## What this task involves
Type out all the records word for word. Any pictures are to be left out.

*** Extracted material ***

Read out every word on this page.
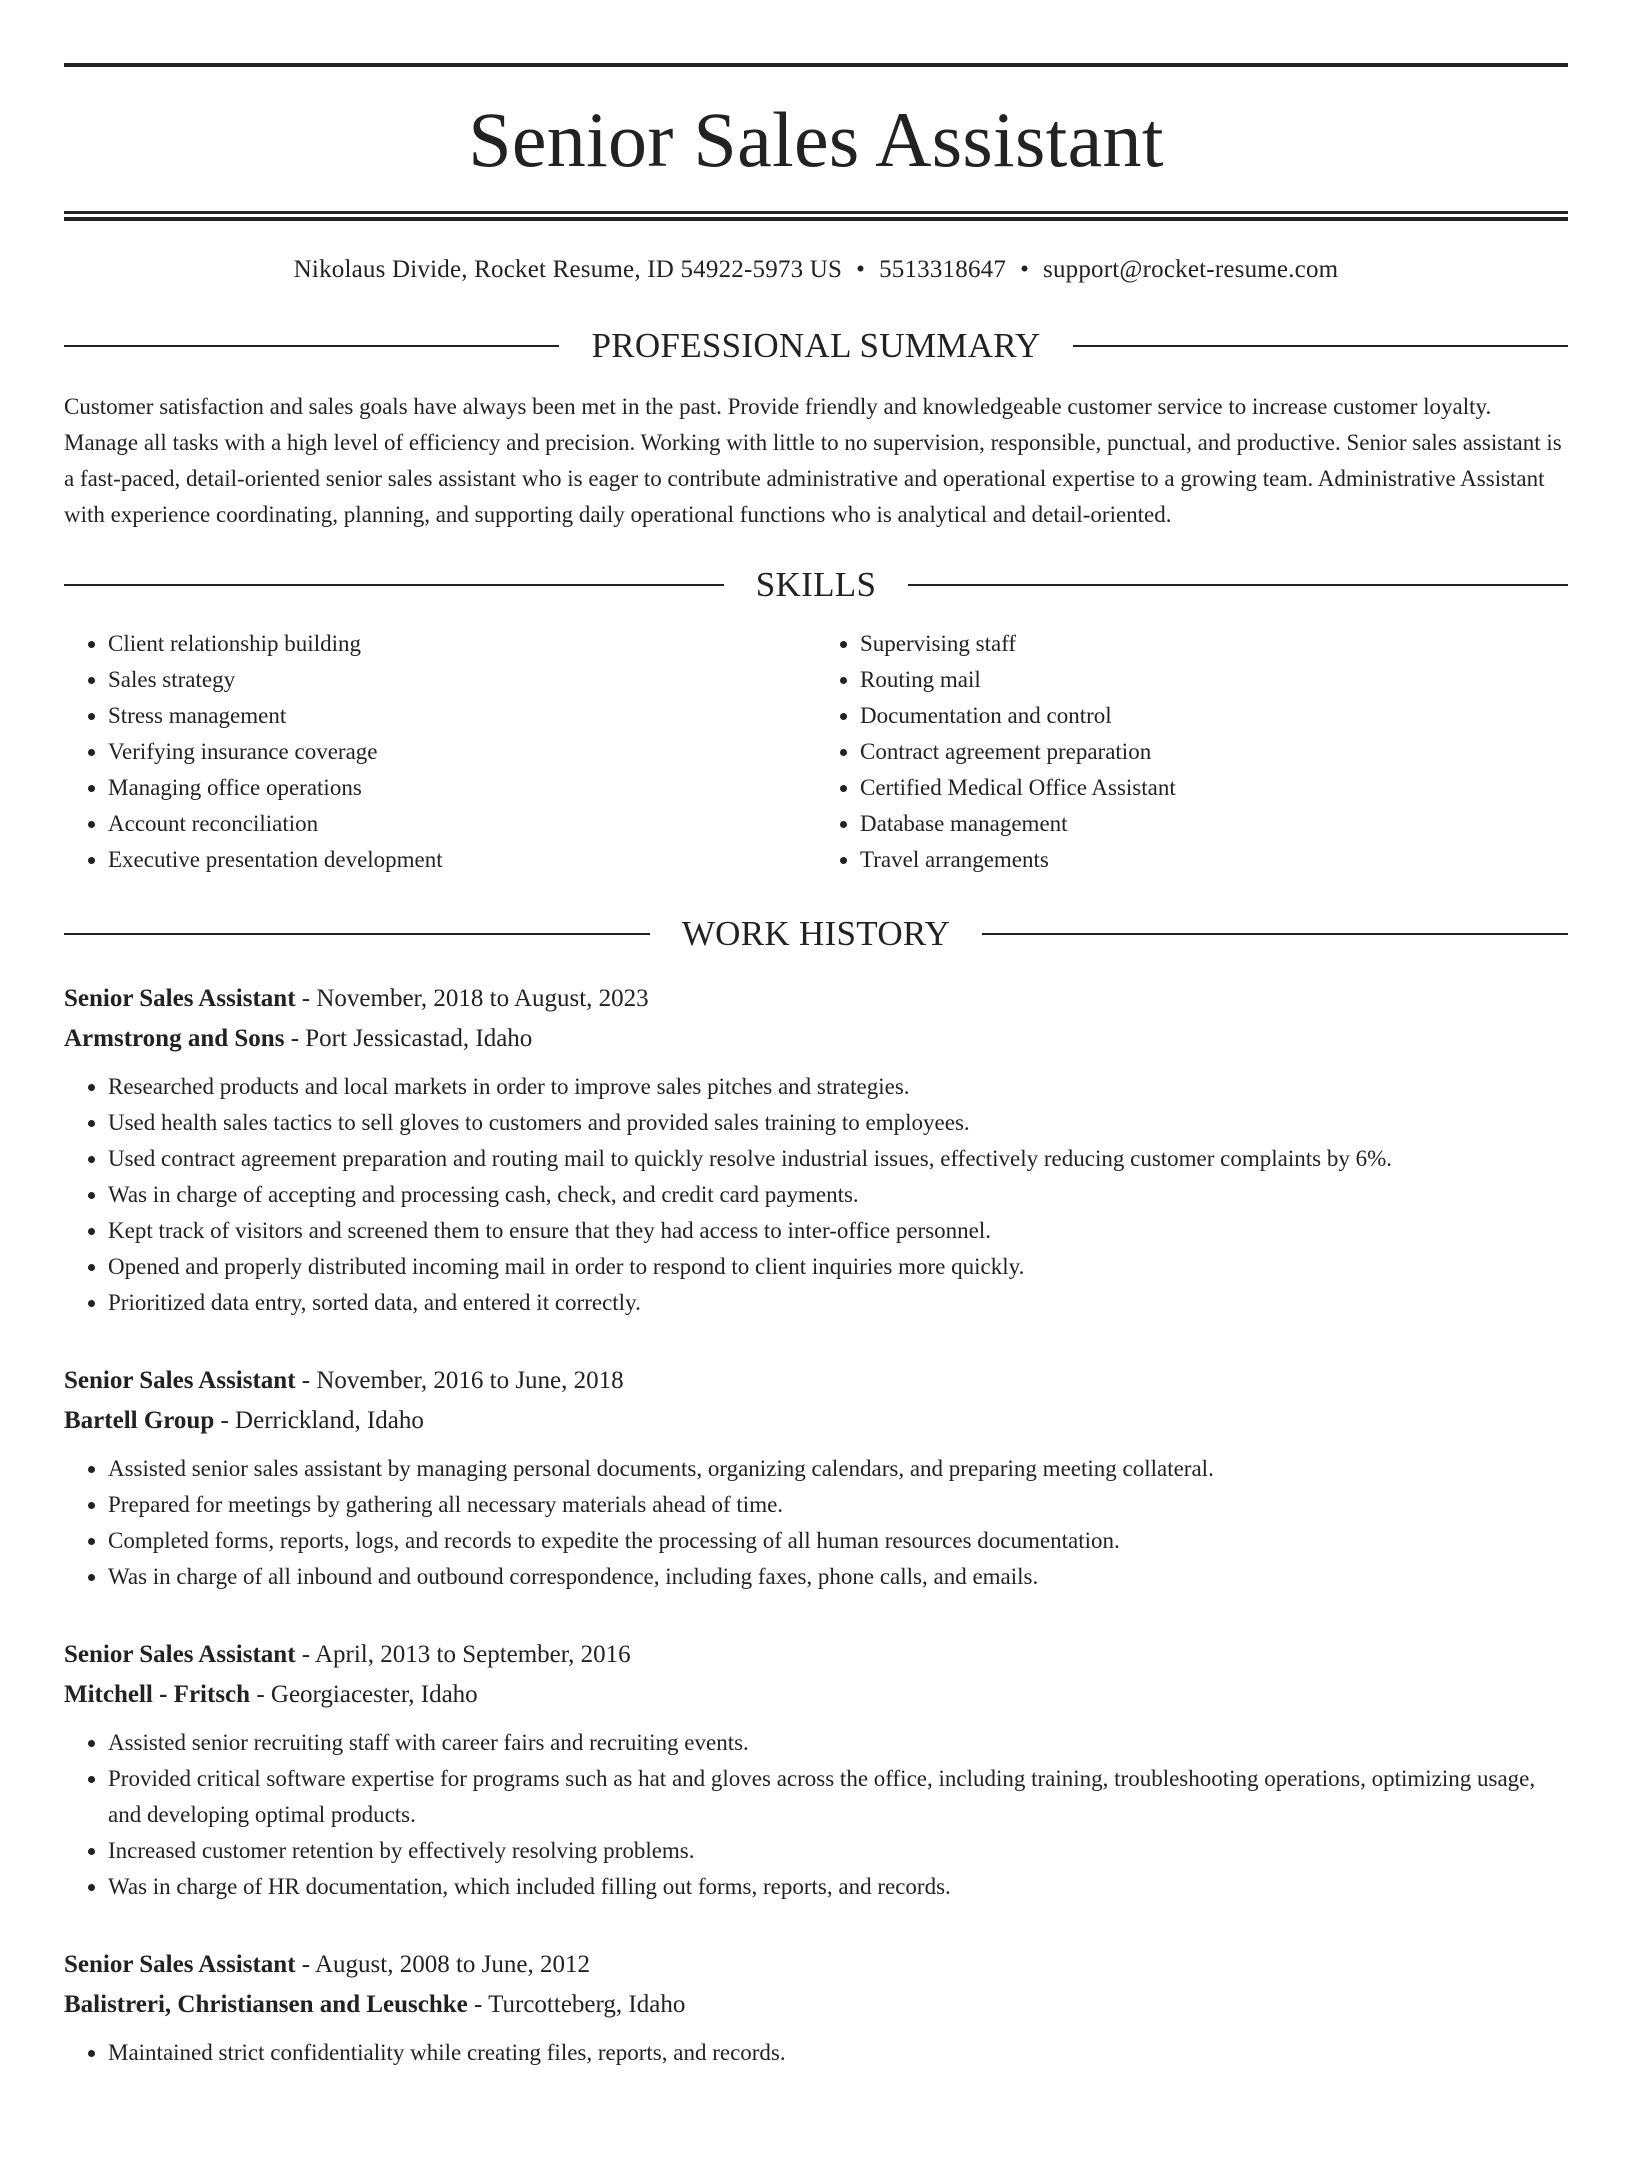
Senior Sales Assistant
Nikolaus Divide, Rocket Resume, ID 54922-5973 US • 5513318647 • support@rocket-resume.com
PROFESSIONAL SUMMARY
Customer satisfaction and sales goals have always been met in the past. Provide friendly and knowledgeable customer service to increase customer loyalty. Manage all tasks with a high level of efficiency and precision. Working with little to no supervision, responsible, punctual, and productive. Senior sales assistant is a fast-paced, detail-oriented senior sales assistant who is eager to contribute administrative and operational expertise to a growing team. Administrative Assistant with experience coordinating, planning, and supporting daily operational functions who is analytical and detail-oriented.
SKILLS
• Client relationship building
• Sales strategy
• Stress management
• Verifying insurance coverage
• Managing office operations
• Account reconciliation
• Executive presentation development
• Supervising staff
• Routing mail
• Documentation and control
• Contract agreement preparation
• Certified Medical Office Assistant
• Database management
• Travel arrangements
WORK HISTORY
Senior Sales Assistant - November, 2018 to August, 2023
Armstrong and Sons - Port Jessicastad, Idaho
• Researched products and local markets in order to improve sales pitches and strategies.
• Used health sales tactics to sell gloves to customers and provided sales training to employees.
• Used contract agreement preparation and routing mail to quickly resolve industrial issues, effectively reducing customer complaints by 6%.
• Was in charge of accepting and processing cash, check, and credit card payments.
• Kept track of visitors and screened them to ensure that they had access to inter-office personnel.
• Opened and properly distributed incoming mail in order to respond to client inquiries more quickly.
• Prioritized data entry, sorted data, and entered it correctly.
Senior Sales Assistant - November, 2016 to June, 2018
Bartell Group - Derrickland, Idaho
• Assisted senior sales assistant by managing personal documents, organizing calendars, and preparing meeting collateral.
• Prepared for meetings by gathering all necessary materials ahead of time.
• Completed forms, reports, logs, and records to expedite the processing of all human resources documentation.
• Was in charge of all inbound and outbound correspondence, including faxes, phone calls, and emails.
Senior Sales Assistant - April, 2013 to September, 2016
Mitchell - Fritsch - Georgiacester, Idaho
• Assisted senior recruiting staff with career fairs and recruiting events.
• Provided critical software expertise for programs such as hat and gloves across the office, including training, troubleshooting operations, optimizing usage, and developing optimal products.
• Increased customer retention by effectively resolving problems.
• Was in charge of HR documentation, which included filling out forms, reports, and records.
Senior Sales Assistant - August, 2008 to June, 2012
Balistreri, Christiansen and Leuschke - Turcotteberg, Idaho
• Maintained strict confidentiality while creating files, reports, and records.
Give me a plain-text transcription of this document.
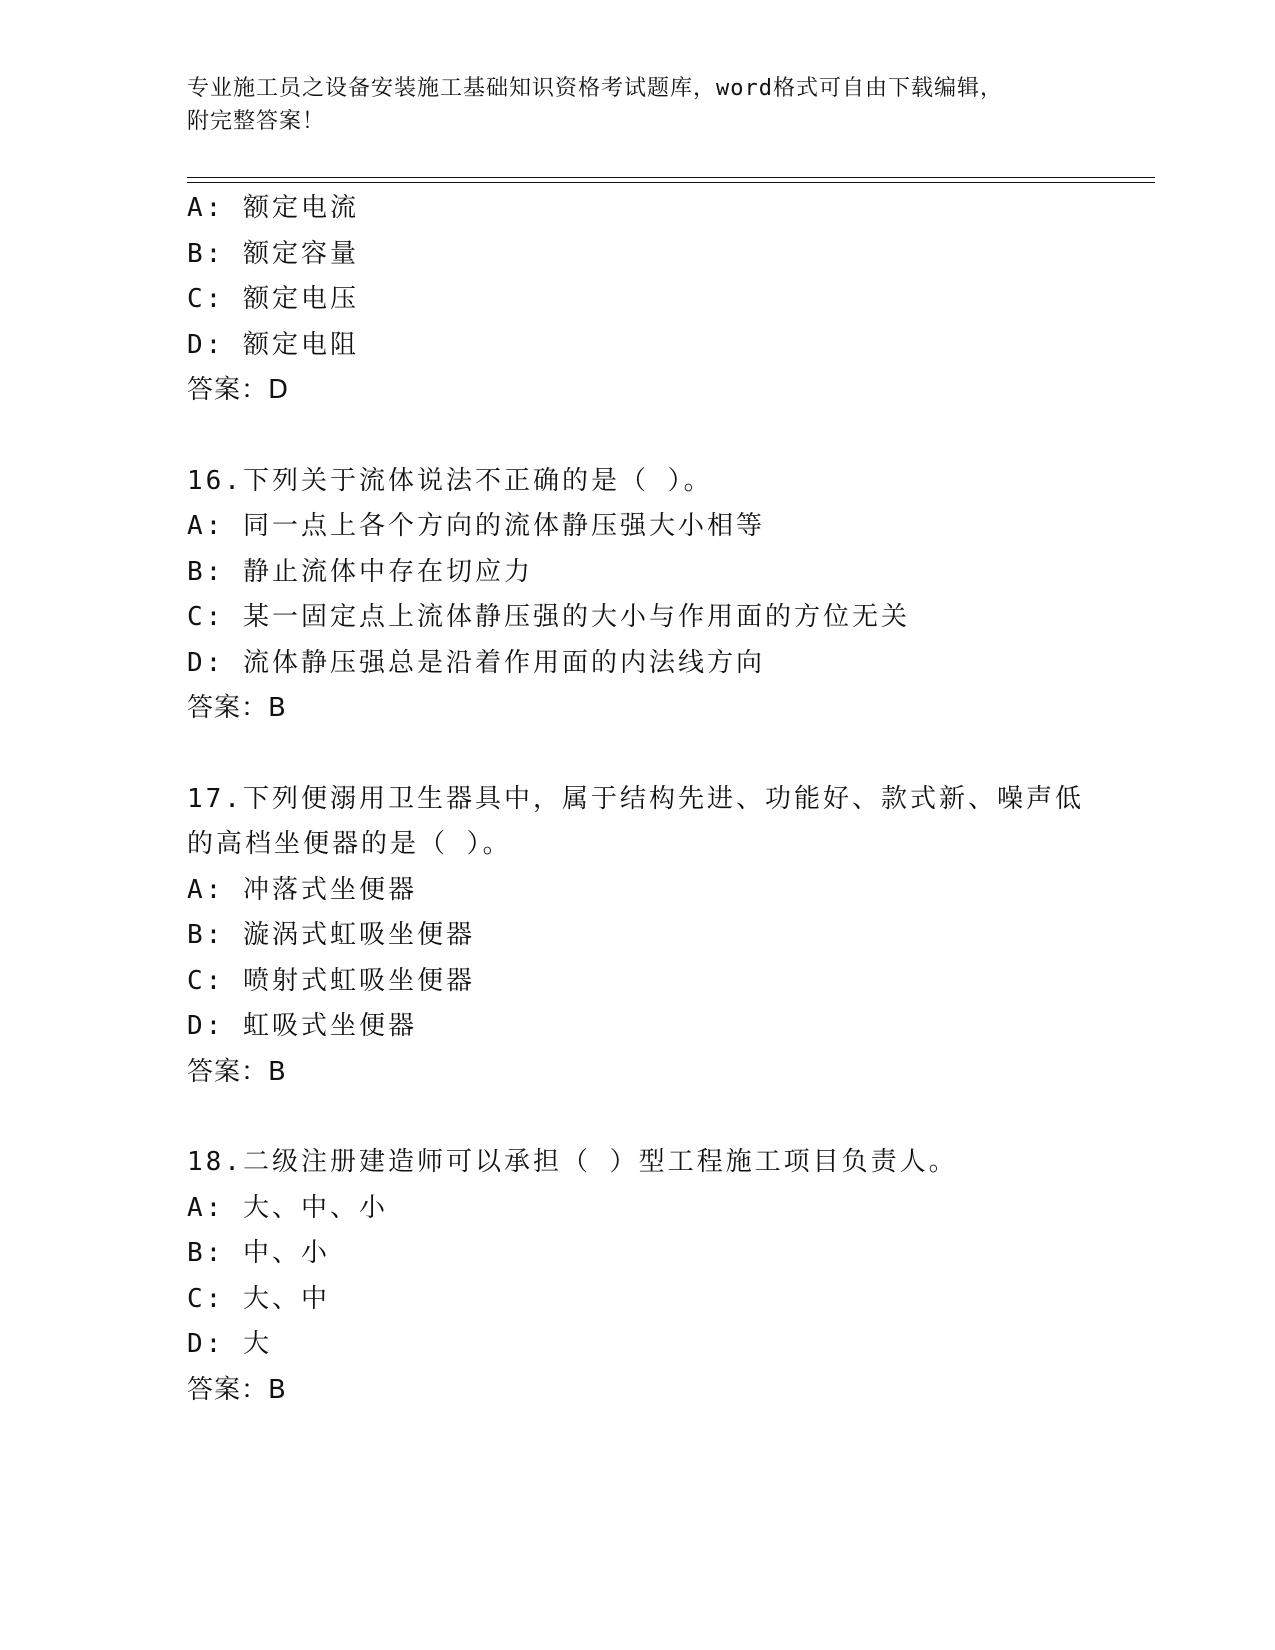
专业施工员之设备安装施工基础知识资格考试题库，word格式可自由下载编辑，
附完整答案！
A: 额定电流
B: 额定容量
C: 额定电压
D: 额定电阻
答案：D
16.下列关于流体说法不正确的是（ ）。
A: 同一点上各个方向的流体静压强大小相等
B: 静止流体中存在切应力
C: 某一固定点上流体静压强的大小与作用面的方位无关
D: 流体静压强总是沿着作用面的内法线方向
答案：B
17.下列便溺用卫生器具中，属于结构先进、功能好、款式新、噪声低
的高档坐便器的是（ ）。
A: 冲落式坐便器
B: 漩涡式虹吸坐便器
C: 喷射式虹吸坐便器
D: 虹吸式坐便器
答案：B
18.二级注册建造师可以承担（ ）型工程施工项目负责人。
A: 大、中、小
B: 中、小
C: 大、中
D: 大
答案：B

***

## Result below
Read out every word on this page.
Senior Sales Assistant
Nikolaus Divide, Rocket Resume, ID 54922-5973 US • 5513318647 • support@rocket-resume.com
PROFESSIONAL SUMMARY
Customer satisfaction and sales goals have always been met in the past. Provide friendly and knowledgeable customer service to increase customer loyalty. Manage all tasks with a high level of efficiency and precision. Working with little to no supervision, responsible, punctual, and productive. Senior sales assistant is a fast-paced, detail-oriented senior sales assistant who is eager to contribute administrative and operational expertise to a growing team. Administrative Assistant with experience coordinating, planning, and supporting daily operational functions who is analytical and detail-oriented.
SKILLS
• Client relationship building
• Sales strategy
• Stress management
• Verifying insurance coverage
• Managing office operations
• Account reconciliation
• Executive presentation development
• Supervising staff
• Routing mail
• Documentation and control
• Contract agreement preparation
• Certified Medical Office Assistant
• Database management
• Travel arrangements
WORK HISTORY
Senior Sales Assistant - November, 2018 to August, 2023
Armstrong and Sons - Port Jessicastad, Idaho
• Researched products and local markets in order to improve sales pitches and strategies.
• Used health sales tactics to sell gloves to customers and provided sales training to employees.
• Used contract agreement preparation and routing mail to quickly resolve industrial issues, effectively reducing customer complaints by 6%.
• Was in charge of accepting and processing cash, check, and credit card payments.
• Kept track of visitors and screened them to ensure that they had access to inter-office personnel.
• Opened and properly distributed incoming mail in order to respond to client inquiries more quickly.
• Prioritized data entry, sorted data, and entered it correctly.
Senior Sales Assistant - November, 2016 to June, 2018
Bartell Group - Derrickland, Idaho
• Assisted senior sales assistant by managing personal documents, organizing calendars, and preparing meeting collateral.
• Prepared for meetings by gathering all necessary materials ahead of time.
• Completed forms, reports, logs, and records to expedite the processing of all human resources documentation.
• Was in charge of all inbound and outbound correspondence, including faxes, phone calls, and emails.
Senior Sales Assistant - April, 2013 to September, 2016
Mitchell - Fritsch - Georgiacester, Idaho
• Assisted senior recruiting staff with career fairs and recruiting events.
• Provided critical software expertise for programs such as hat and gloves across the office, including training, troubleshooting operations, optimizing usage, and developing optimal products.
• Increased customer retention by effectively resolving problems.
• Was in charge of HR documentation, which included filling out forms, reports, and records.
Senior Sales Assistant - August, 2008 to June, 2012
Balistreri, Christiansen and Leuschke - Turcotteberg, Idaho
• Maintained strict confidentiality while creating files, reports, and records.
Give me a plain-text transcription of this document.
专业施工员之设备安装施工基础知识资格考试题库，word格式可自由下载编辑，
附完整答案！
A: 额定电流
B: 额定容量
C: 额定电压
D: 额定电阻
答案：D
16.下列关于流体说法不正确的是（ ）。
A: 同一点上各个方向的流体静压强大小相等
B: 静止流体中存在切应力
C: 某一固定点上流体静压强的大小与作用面的方位无关
D: 流体静压强总是沿着作用面的内法线方向
答案：B
17.下列便溺用卫生器具中，属于结构先进、功能好、款式新、噪声低
的高档坐便器的是（ ）。
A: 冲落式坐便器
B: 漩涡式虹吸坐便器
C: 喷射式虹吸坐便器
D: 虹吸式坐便器
答案：B
18.二级注册建造师可以承担（ ）型工程施工项目负责人。
A: 大、中、小
B: 中、小
C: 大、中
D: 大
答案：B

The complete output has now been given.